## Start Material provided

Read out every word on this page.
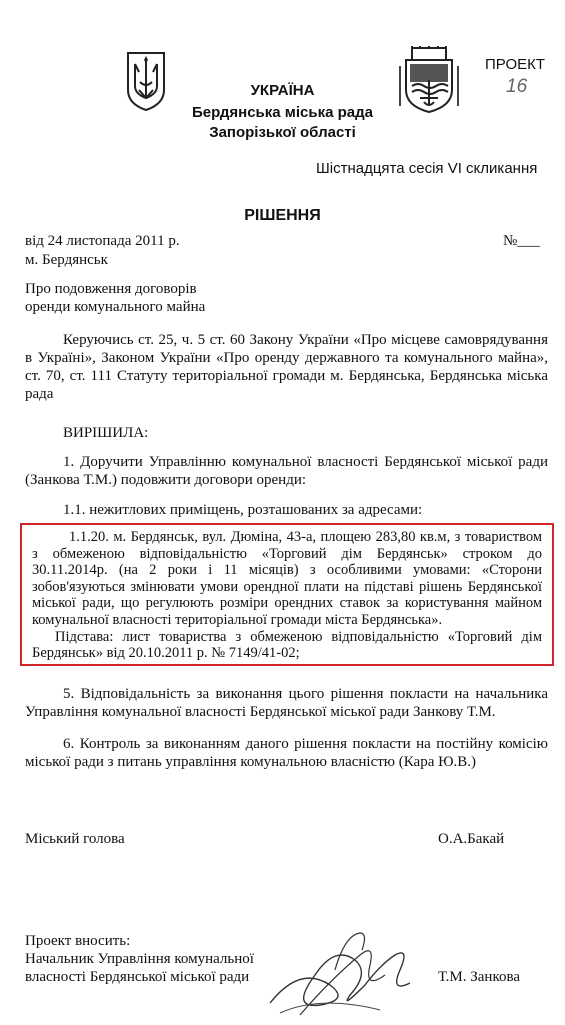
ПРОЕКТ
16
УКРАЇНА
Бердянська міська рада
Запорізької області
Шістнадцята сесія VI скликання
РІШЕННЯ
від 24 листопада 2011 р.	№___
м. Бердянськ
Про подовження договорів
оренди комунального майна
Керуючись ст. 25, ч. 5 ст. 60 Закону України «Про місцеве самоврядування
в Україні», Законом України «Про оренду державного та комунального майна»,
ст. 70, ст. 111 Статуту територіальної громади м. Бердянська, Бердянська міська
рада
ВИРІШИЛА:
1. Доручити Управлінню комунальної власності Бердянської міської ради
(Занкова Т.М.) подовжити договори оренди:
1.1. нежитлових приміщень, розташованих за адресами:
1.1.20. м. Бердянськ, вул. Дюміна, 43-а, площею 283,80 кв.м, з товариством
з обмеженою відповідальністю «Торговий дім Бердянськ» строком до
30.11.2014р. (на 2 роки і 11 місяців) з особливими умовами: «Сторони
зобов'язуються змінювати умови орендної плати на підставі рішень Бердянської
міської ради, що регулюють розміри орендних ставок за користування майном
комунальної власності територіальної громади міста Бердянська».
Підстава: лист товариства з обмеженою відповідальністю «Торговий дім
Бердянськ» від 20.10.2011 р. № 7149/41-02;
5. Відповідальність за виконання цього рішення покласти на начальника
Управління комунальної власності Бердянської міської ради Занкову Т.М.
6. Контроль за виконанням даного рішення покласти на постійну комісію
міської ради з питань управління комунальною власністю (Кара Ю.В.)
Міський голова	О.А.Бакай
Проект вносить:
Начальник Управління комунальної
власності Бердянської міської ради	Т.М. Занкова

## End Material provided

_Goal_. From the records above, pick out and copy each line holding the word "громади".

_The solution_.
ст. 70, ст. 111 Статуту територіальної громади м. Бердянська, Бердянська міська
комунальної власності територіальної громади міста Бердянська».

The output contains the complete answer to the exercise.